Instructions to follow. Extract the whole listing as it stands. Do not include the pictures.

Start of Exercise material

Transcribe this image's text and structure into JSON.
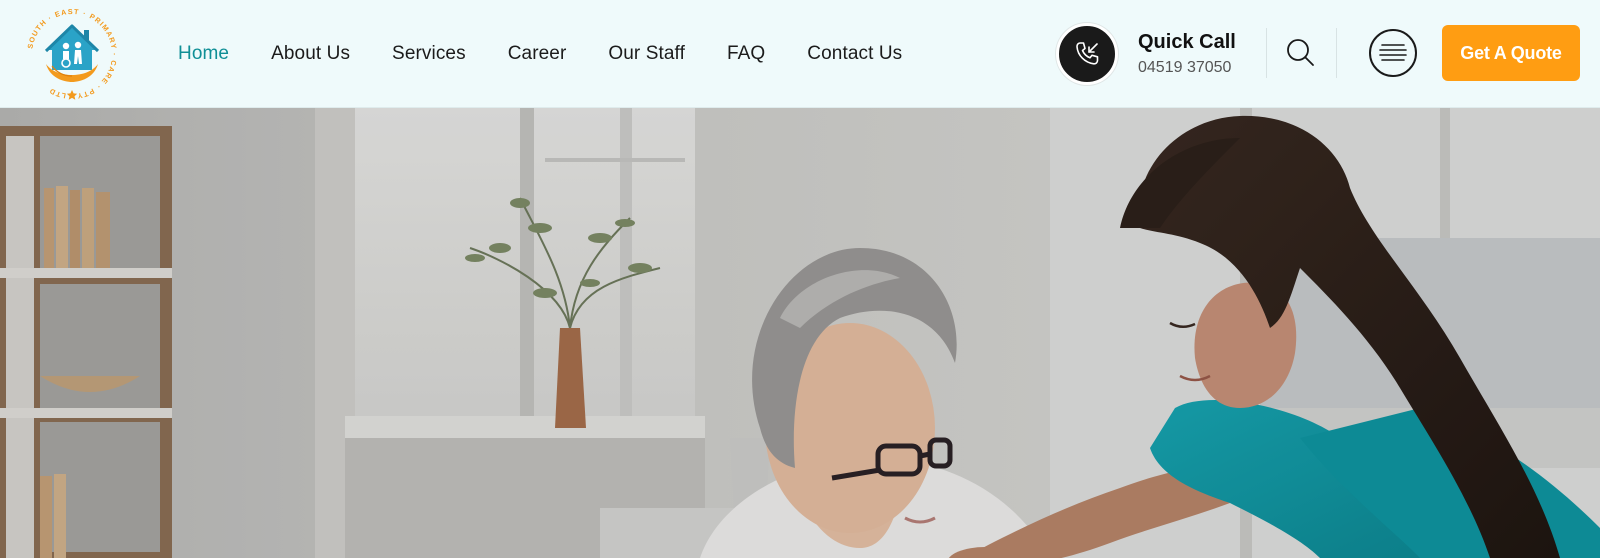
{
  "logo": {
    "ring_text": "SOUTH · EAST · PRIMARY · CARE · PTY · LTD",
    "colors": {
      "house": "#2aa3c7",
      "hands": "#f39a1d",
      "ring": "#f39a1d"
    }
  },
  "nav": {
    "items": [
      {
        "label": "Home",
        "active": true
      },
      {
        "label": "About Us",
        "active": false
      },
      {
        "label": "Services",
        "active": false
      },
      {
        "label": "Career",
        "active": false
      },
      {
        "label": "Our Staff",
        "active": false
      },
      {
        "label": "FAQ",
        "active": false
      },
      {
        "label": "Contact Us",
        "active": false
      }
    ],
    "active_color": "#0f8f96"
  },
  "quick_call": {
    "title": "Quick Call",
    "number": "04519 37050",
    "icon": "phone-incoming-icon"
  },
  "header_actions": {
    "search_icon": "search-icon",
    "menu_icon": "hamburger-menu-icon",
    "quote_label": "Get A Quote",
    "quote_color": "#ff9d12"
  },
  "hero": {
    "image_description_icon": "hero-photo"
  }
}
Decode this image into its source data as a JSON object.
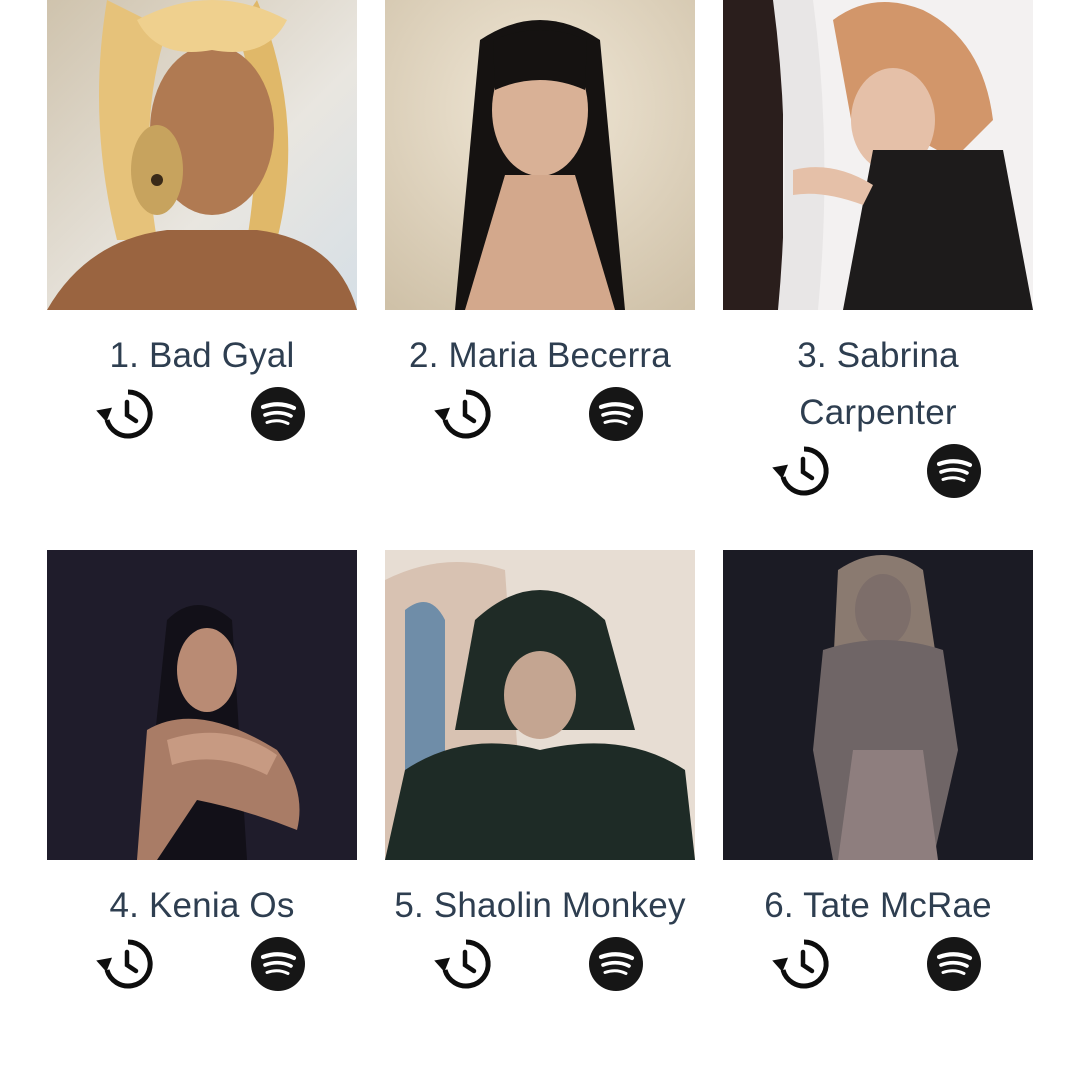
{
  "artists": [
    {
      "rank_name": "1. Bad Gyal",
      "history_icon": "history-icon",
      "spotify_icon": "spotify-icon",
      "photo_tone": [
        "#c9b79a",
        "#e8d5b0",
        "#f2e6cf"
      ]
    },
    {
      "rank_name": "2. Maria Becerra",
      "history_icon": "history-icon",
      "spotify_icon": "spotify-icon",
      "photo_tone": [
        "#d9cbb4",
        "#ece2cf",
        "#1a1716"
      ]
    },
    {
      "rank_name": "3. Sabrina Carpenter",
      "history_icon": "history-icon",
      "spotify_icon": "spotify-icon",
      "photo_tone": [
        "#f1eeee",
        "#c98a5c",
        "#1d1b1b"
      ]
    },
    {
      "rank_name": "4. Kenia Os",
      "history_icon": "history-icon",
      "spotify_icon": "spotify-icon",
      "photo_tone": [
        "#1d1a2a",
        "#2a2540",
        "#b58c77"
      ]
    },
    {
      "rank_name": "5. Shaolin Monkey",
      "history_icon": "history-icon",
      "spotify_icon": "spotify-icon",
      "photo_tone": [
        "#e6d8cc",
        "#1e2b26",
        "#c4a591"
      ]
    },
    {
      "rank_name": "6. Tate McRae",
      "history_icon": "history-icon",
      "spotify_icon": "spotify-icon",
      "photo_tone": [
        "#1b1b24",
        "#2b2a33",
        "#8e7e7e"
      ]
    }
  ]
}
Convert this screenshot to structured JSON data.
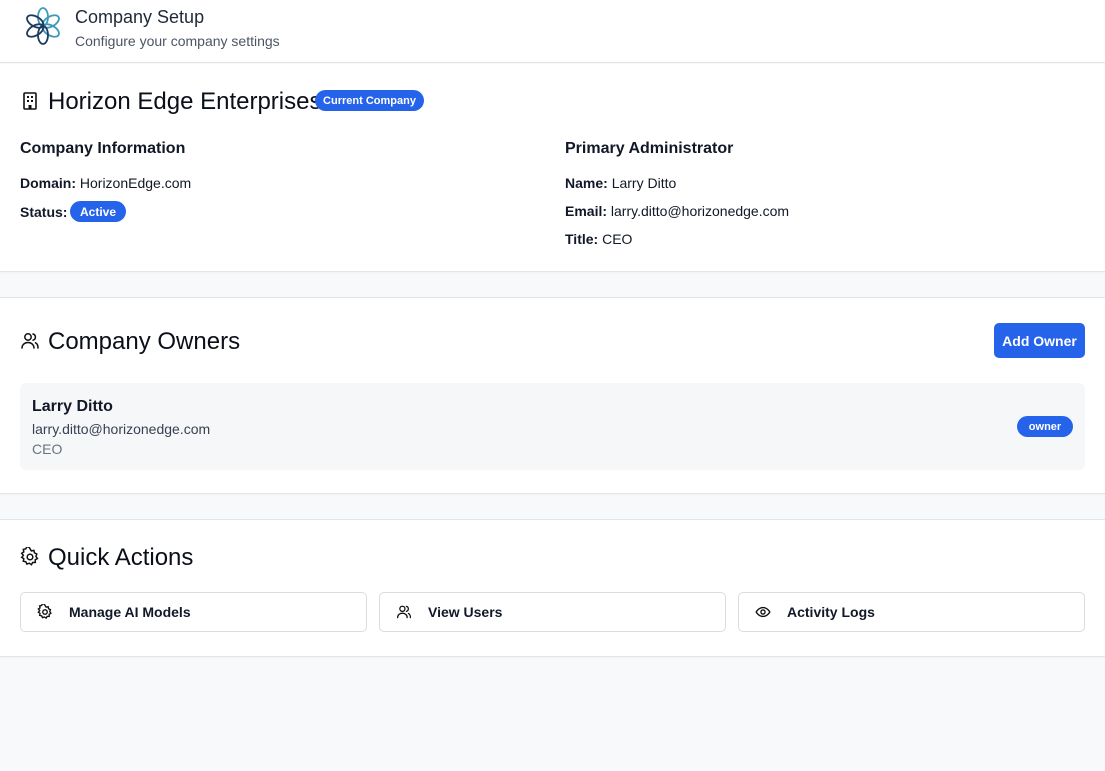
{
  "header": {
    "title": "Company Setup",
    "subtitle": "Configure your company settings",
    "logo_icon": "flower-logo-icon"
  },
  "company": {
    "name": "Horizon Edge Enterprises",
    "current_badge": "Current Company",
    "info_heading": "Company Information",
    "domain_label": "Domain:",
    "domain_value": "HorizonEdge.com",
    "status_label": "Status:",
    "status_value": "Active",
    "admin_heading": "Primary Administrator",
    "admin_name_label": "Name:",
    "admin_name_value": "Larry Ditto",
    "admin_email_label": "Email:",
    "admin_email_value": "larry.ditto@horizonedge.com",
    "admin_title_label": "Title:",
    "admin_title_value": "CEO"
  },
  "owners": {
    "heading": "Company Owners",
    "add_button": "Add Owner",
    "list": [
      {
        "name": "Larry Ditto",
        "email": "larry.ditto@horizonedge.com",
        "title": "CEO",
        "role": "owner"
      }
    ]
  },
  "quick_actions": {
    "heading": "Quick Actions",
    "items": [
      {
        "label": "Manage AI Models",
        "icon": "gear-icon"
      },
      {
        "label": "View Users",
        "icon": "users-icon"
      },
      {
        "label": "Activity Logs",
        "icon": "eye-icon"
      }
    ]
  },
  "colors": {
    "accent": "#2563eb",
    "page_bg": "#f8f9fb",
    "card_bg": "#ffffff"
  }
}
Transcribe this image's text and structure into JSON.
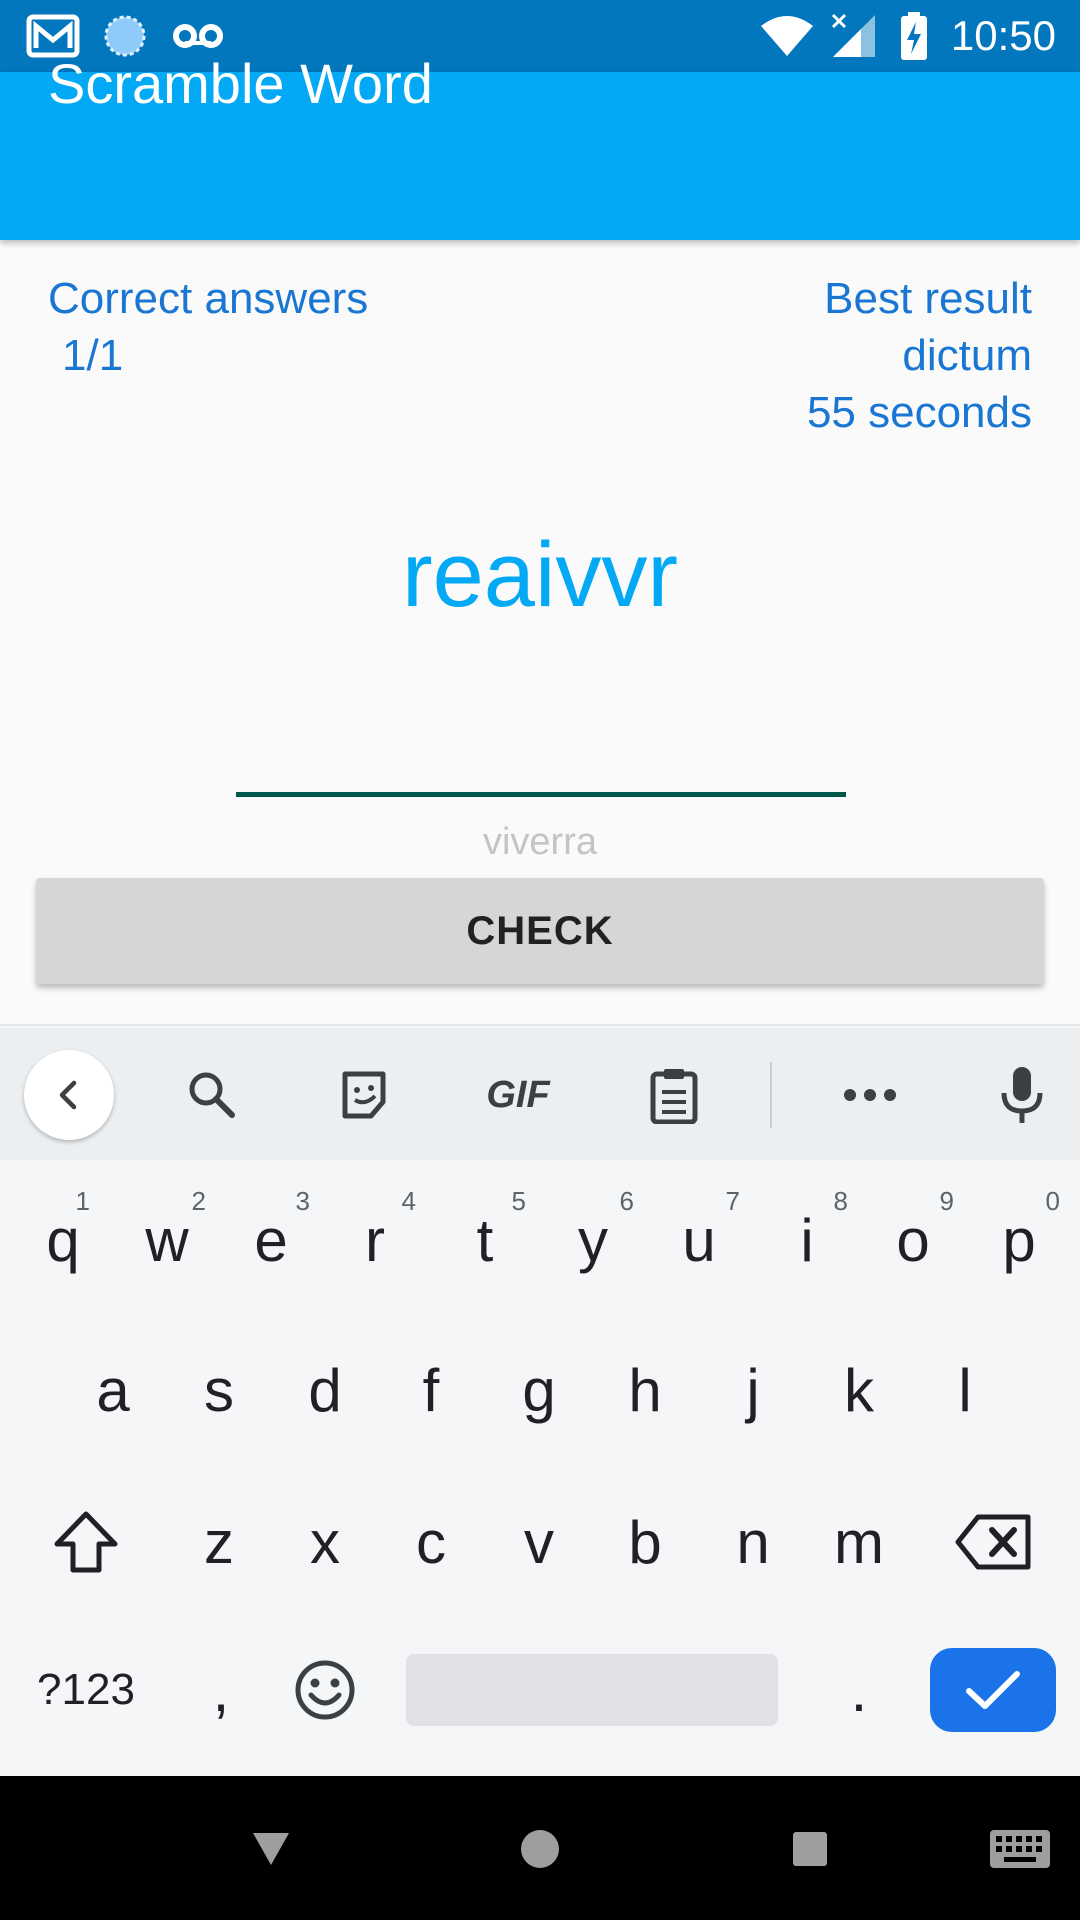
{
  "status_bar": {
    "time": "10:50",
    "icons": [
      "gmail-icon",
      "sync-icon",
      "voicemail-icon",
      "wifi-icon",
      "signal-icon",
      "battery-charging-icon"
    ]
  },
  "app_bar": {
    "title": "Scramble Word"
  },
  "stats": {
    "correct_label": "Correct answers",
    "correct_value": "1/1",
    "best_label": "Best result",
    "best_word": "dictum",
    "best_time": "55 seconds"
  },
  "puzzle": {
    "scrambled_word": "reaivvr",
    "answer_value": "",
    "hint": "viverra"
  },
  "actions": {
    "check_label": "CHECK"
  },
  "keyboard": {
    "toolbar": [
      "back-icon",
      "search-icon",
      "sticker-icon",
      "gif-icon",
      "clipboard-icon",
      "more-icon",
      "mic-icon"
    ],
    "gif_label": "GIF",
    "row1": [
      "q",
      "w",
      "e",
      "r",
      "t",
      "y",
      "u",
      "i",
      "o",
      "p"
    ],
    "row1_nums": [
      "1",
      "2",
      "3",
      "4",
      "5",
      "6",
      "7",
      "8",
      "9",
      "0"
    ],
    "row2": [
      "a",
      "s",
      "d",
      "f",
      "g",
      "h",
      "j",
      "k",
      "l"
    ],
    "row3": [
      "z",
      "x",
      "c",
      "v",
      "b",
      "n",
      "m"
    ],
    "symbols_label": "?123",
    "comma": ",",
    "period": "."
  },
  "colors": {
    "status_bar": "#0277bd",
    "app_bar": "#03a9f4",
    "stats_text": "#1976d2",
    "scrambled_text": "#03a9f4",
    "input_underline": "#00574b",
    "enter_key": "#1a73e8"
  }
}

End of Exercise material

Result of the exercise.
Transcribe this image's text and structure into JSON.
{
  "logo": {
    "ring_text": "SOUTH · EAST · PRIMARY · CARE · PTY · LTD",
    "colors": {
      "house": "#2aa3c7",
      "hands": "#f39a1d",
      "ring": "#f39a1d"
    }
  },
  "nav": {
    "items": [
      {
        "label": "Home",
        "active": true
      },
      {
        "label": "About Us",
        "active": false
      },
      {
        "label": "Services",
        "active": false
      },
      {
        "label": "Career",
        "active": false
      },
      {
        "label": "Our Staff",
        "active": false
      },
      {
        "label": "FAQ",
        "active": false
      },
      {
        "label": "Contact Us",
        "active": false
      }
    ],
    "active_color": "#0f8f96"
  },
  "quick_call": {
    "title": "Quick Call",
    "number": "04519 37050",
    "icon": "phone-incoming-icon"
  },
  "header_actions": {
    "search_icon": "search-icon",
    "menu_icon": "hamburger-menu-icon",
    "quote_label": "Get A Quote",
    "quote_color": "#ff9d12"
  },
  "hero": {
    "image_description_icon": "hero-photo"
  }
}
Decode this image into its source data as a JSON object.
{
  "artists": [
    {
      "rank_name": "1. Bad Gyal",
      "history_icon": "history-icon",
      "spotify_icon": "spotify-icon",
      "photo_tone": [
        "#c9b79a",
        "#e8d5b0",
        "#f2e6cf"
      ]
    },
    {
      "rank_name": "2. Maria Becerra",
      "history_icon": "history-icon",
      "spotify_icon": "spotify-icon",
      "photo_tone": [
        "#d9cbb4",
        "#ece2cf",
        "#1a1716"
      ]
    },
    {
      "rank_name": "3. Sabrina Carpenter",
      "history_icon": "history-icon",
      "spotify_icon": "spotify-icon",
      "photo_tone": [
        "#f1eeee",
        "#c98a5c",
        "#1d1b1b"
      ]
    },
    {
      "rank_name": "4. Kenia Os",
      "history_icon": "history-icon",
      "spotify_icon": "spotify-icon",
      "photo_tone": [
        "#1d1a2a",
        "#2a2540",
        "#b58c77"
      ]
    },
    {
      "rank_name": "5. Shaolin Monkey",
      "history_icon": "history-icon",
      "spotify_icon": "spotify-icon",
      "photo_tone": [
        "#e6d8cc",
        "#1e2b26",
        "#c4a591"
      ]
    },
    {
      "rank_name": "6. Tate McRae",
      "history_icon": "history-icon",
      "spotify_icon": "spotify-icon",
      "photo_tone": [
        "#1b1b24",
        "#2b2a33",
        "#8e7e7e"
      ]
    }
  ]
}
Convert this screenshot to structured JSON data.
{
  "header": {
    "title": "Company Setup",
    "subtitle": "Configure your company settings",
    "logo_icon": "flower-logo-icon"
  },
  "company": {
    "name": "Horizon Edge Enterprises",
    "current_badge": "Current Company",
    "info_heading": "Company Information",
    "domain_label": "Domain:",
    "domain_value": "HorizonEdge.com",
    "status_label": "Status:",
    "status_value": "Active",
    "admin_heading": "Primary Administrator",
    "admin_name_label": "Name:",
    "admin_name_value": "Larry Ditto",
    "admin_email_label": "Email:",
    "admin_email_value": "larry.ditto@horizonedge.com",
    "admin_title_label": "Title:",
    "admin_title_value": "CEO"
  },
  "owners": {
    "heading": "Company Owners",
    "add_button": "Add Owner",
    "list": [
      {
        "name": "Larry Ditto",
        "email": "larry.ditto@horizonedge.com",
        "title": "CEO",
        "role": "owner"
      }
    ]
  },
  "quick_actions": {
    "heading": "Quick Actions",
    "items": [
      {
        "label": "Manage AI Models",
        "icon": "gear-icon"
      },
      {
        "label": "View Users",
        "icon": "users-icon"
      },
      {
        "label": "Activity Logs",
        "icon": "eye-icon"
      }
    ]
  },
  "colors": {
    "accent": "#2563eb",
    "page_bg": "#f8f9fb",
    "card_bg": "#ffffff"
  }
}
Transcribe this image's text and structure into JSON.
{
  "status_bar": {
    "time": "10:50",
    "icons": [
      "gmail-icon",
      "sync-icon",
      "voicemail-icon",
      "wifi-icon",
      "signal-icon",
      "battery-charging-icon"
    ]
  },
  "app_bar": {
    "title": "Scramble Word"
  },
  "stats": {
    "correct_label": "Correct answers",
    "correct_value": "1/1",
    "best_label": "Best result",
    "best_word": "dictum",
    "best_time": "55 seconds"
  },
  "puzzle": {
    "scrambled_word": "reaivvr",
    "answer_value": "",
    "hint": "viverra"
  },
  "actions": {
    "check_label": "CHECK"
  },
  "keyboard": {
    "toolbar": [
      "back-icon",
      "search-icon",
      "sticker-icon",
      "gif-icon",
      "clipboard-icon",
      "more-icon",
      "mic-icon"
    ],
    "gif_label": "GIF",
    "row1": [
      "q",
      "w",
      "e",
      "r",
      "t",
      "y",
      "u",
      "i",
      "o",
      "p"
    ],
    "row1_nums": [
      "1",
      "2",
      "3",
      "4",
      "5",
      "6",
      "7",
      "8",
      "9",
      "0"
    ],
    "row2": [
      "a",
      "s",
      "d",
      "f",
      "g",
      "h",
      "j",
      "k",
      "l"
    ],
    "row3": [
      "z",
      "x",
      "c",
      "v",
      "b",
      "n",
      "m"
    ],
    "symbols_label": "?123",
    "comma": ",",
    "period": "."
  },
  "colors": {
    "status_bar": "#0277bd",
    "app_bar": "#03a9f4",
    "stats_text": "#1976d2",
    "scrambled_text": "#03a9f4",
    "input_underline": "#00574b",
    "enter_key": "#1a73e8"
  }
}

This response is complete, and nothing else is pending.